Below is a set of records; restate each one word for word.

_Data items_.
------------------------------------

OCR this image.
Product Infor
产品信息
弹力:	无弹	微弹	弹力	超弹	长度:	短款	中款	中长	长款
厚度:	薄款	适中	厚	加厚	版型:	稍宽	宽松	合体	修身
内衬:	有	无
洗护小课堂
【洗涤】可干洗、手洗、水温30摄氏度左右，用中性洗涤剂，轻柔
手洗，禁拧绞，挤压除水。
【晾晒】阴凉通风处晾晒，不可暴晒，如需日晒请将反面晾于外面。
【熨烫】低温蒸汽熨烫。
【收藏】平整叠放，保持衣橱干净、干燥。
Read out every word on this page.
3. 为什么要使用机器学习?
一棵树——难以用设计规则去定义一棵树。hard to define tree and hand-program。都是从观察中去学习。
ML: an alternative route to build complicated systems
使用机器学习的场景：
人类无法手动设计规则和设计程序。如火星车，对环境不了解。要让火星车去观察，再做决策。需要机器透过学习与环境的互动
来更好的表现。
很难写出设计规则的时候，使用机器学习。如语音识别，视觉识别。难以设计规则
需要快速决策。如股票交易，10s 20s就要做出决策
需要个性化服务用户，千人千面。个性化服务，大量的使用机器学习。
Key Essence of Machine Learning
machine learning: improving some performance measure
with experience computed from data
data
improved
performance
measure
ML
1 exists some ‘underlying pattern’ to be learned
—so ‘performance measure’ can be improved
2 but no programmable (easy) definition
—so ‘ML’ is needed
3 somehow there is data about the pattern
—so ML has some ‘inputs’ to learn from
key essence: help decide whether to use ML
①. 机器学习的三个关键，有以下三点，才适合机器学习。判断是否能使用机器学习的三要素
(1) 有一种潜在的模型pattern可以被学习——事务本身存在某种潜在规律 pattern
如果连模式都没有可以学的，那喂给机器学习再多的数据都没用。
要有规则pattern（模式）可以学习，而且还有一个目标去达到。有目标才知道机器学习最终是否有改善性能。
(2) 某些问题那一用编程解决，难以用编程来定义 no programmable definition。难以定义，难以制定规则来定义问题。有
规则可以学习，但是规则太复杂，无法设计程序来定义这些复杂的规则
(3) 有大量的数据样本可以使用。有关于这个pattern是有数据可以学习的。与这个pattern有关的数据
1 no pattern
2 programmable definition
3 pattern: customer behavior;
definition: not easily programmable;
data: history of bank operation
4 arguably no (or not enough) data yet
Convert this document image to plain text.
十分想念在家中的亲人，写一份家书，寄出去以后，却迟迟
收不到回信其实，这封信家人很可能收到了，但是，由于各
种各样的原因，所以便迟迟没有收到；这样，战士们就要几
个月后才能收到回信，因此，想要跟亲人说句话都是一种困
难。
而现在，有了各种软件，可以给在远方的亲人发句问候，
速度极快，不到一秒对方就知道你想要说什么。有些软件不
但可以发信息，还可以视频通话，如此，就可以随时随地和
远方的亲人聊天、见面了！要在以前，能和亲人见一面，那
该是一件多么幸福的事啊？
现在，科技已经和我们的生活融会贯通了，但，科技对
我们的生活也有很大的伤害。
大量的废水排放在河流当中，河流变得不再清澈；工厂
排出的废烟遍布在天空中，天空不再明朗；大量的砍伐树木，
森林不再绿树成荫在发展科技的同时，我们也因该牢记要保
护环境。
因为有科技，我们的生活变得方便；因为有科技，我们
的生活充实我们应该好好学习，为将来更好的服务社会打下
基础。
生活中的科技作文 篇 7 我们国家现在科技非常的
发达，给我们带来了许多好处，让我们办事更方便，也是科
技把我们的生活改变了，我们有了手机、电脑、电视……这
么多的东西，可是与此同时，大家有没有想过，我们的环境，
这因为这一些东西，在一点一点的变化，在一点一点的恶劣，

------------------------------------

_Output below_.
OCR this image.
Product Infor
产品信息
弹力:	无弹	微弹	弹力	超弹	长度:	短款	中款	中长	长款
厚度:	薄款	适中	厚	加厚	版型:	稍宽	宽松	合体	修身
内衬:	有	无
洗护小课堂
【洗涤】可干洗、手洗、水温30摄氏度左右，用中性洗涤剂，轻柔
手洗，禁拧绞，挤压除水。
【晾晒】阴凉通风处晾晒，不可暴晒，如需日晒请将反面晾于外面。
【熨烫】低温蒸汽熨烫。
【收藏】平整叠放，保持衣橱干净、干燥。
Read out every word on this page.
3. 为什么要使用机器学习?
一棵树——难以用设计规则去定义一棵树。hard to define tree and hand-program。都是从观察中去学习。
ML: an alternative route to build complicated systems
使用机器学习的场景：
人类无法手动设计规则和设计程序。如火星车，对环境不了解。要让火星车去观察，再做决策。需要机器透过学习与环境的互动
来更好的表现。
很难写出设计规则的时候，使用机器学习。如语音识别，视觉识别。难以设计规则
需要快速决策。如股票交易，10s 20s就要做出决策
需要个性化服务用户，千人千面。个性化服务，大量的使用机器学习。
Key Essence of Machine Learning
machine learning: improving some performance measure
with experience computed from data
data
improved
performance
measure
ML
1 exists some ‘underlying pattern’ to be learned
—so ‘performance measure’ can be improved
2 but no programmable (easy) definition
—so ‘ML’ is needed
3 somehow there is data about the pattern
—so ML has some ‘inputs’ to learn from
key essence: help decide whether to use ML
①. 机器学习的三个关键，有以下三点，才适合机器学习。判断是否能使用机器学习的三要素
(1) 有一种潜在的模型pattern可以被学习——事务本身存在某种潜在规律 pattern
如果连模式都没有可以学的，那喂给机器学习再多的数据都没用。
要有规则pattern（模式）可以学习，而且还有一个目标去达到。有目标才知道机器学习最终是否有改善性能。
(2) 某些问题那一用编程解决，难以用编程来定义 no programmable definition。难以定义，难以制定规则来定义问题。有
规则可以学习，但是规则太复杂，无法设计程序来定义这些复杂的规则
(3) 有大量的数据样本可以使用。有关于这个pattern是有数据可以学习的。与这个pattern有关的数据
1 no pattern
2 programmable definition
3 pattern: customer behavior;
definition: not easily programmable;
data: history of bank operation
4 arguably no (or not enough) data yet
Convert this document image to plain text.
十分想念在家中的亲人，写一份家书，寄出去以后，却迟迟
收不到回信其实，这封信家人很可能收到了，但是，由于各
种各样的原因，所以便迟迟没有收到；这样，战士们就要几
个月后才能收到回信，因此，想要跟亲人说句话都是一种困
难。
而现在，有了各种软件，可以给在远方的亲人发句问候，
速度极快，不到一秒对方就知道你想要说什么。有些软件不
但可以发信息，还可以视频通话，如此，就可以随时随地和
远方的亲人聊天、见面了！要在以前，能和亲人见一面，那
该是一件多么幸福的事啊？
现在，科技已经和我们的生活融会贯通了，但，科技对
我们的生活也有很大的伤害。
大量的废水排放在河流当中，河流变得不再清澈；工厂
排出的废烟遍布在天空中，天空不再明朗；大量的砍伐树木，
森林不再绿树成荫在发展科技的同时，我们也因该牢记要保
护环境。
因为有科技，我们的生活变得方便；因为有科技，我们
的生活充实我们应该好好学习，为将来更好的服务社会打下
基础。
生活中的科技作文 篇 7 我们国家现在科技非常的
发达，给我们带来了许多好处，让我们办事更方便，也是科
技把我们的生活改变了，我们有了手机、电脑、电视……这
么多的东西，可是与此同时，大家有没有想过，我们的环境，
这因为这一些东西，在一点一点的变化，在一点一点的恶劣，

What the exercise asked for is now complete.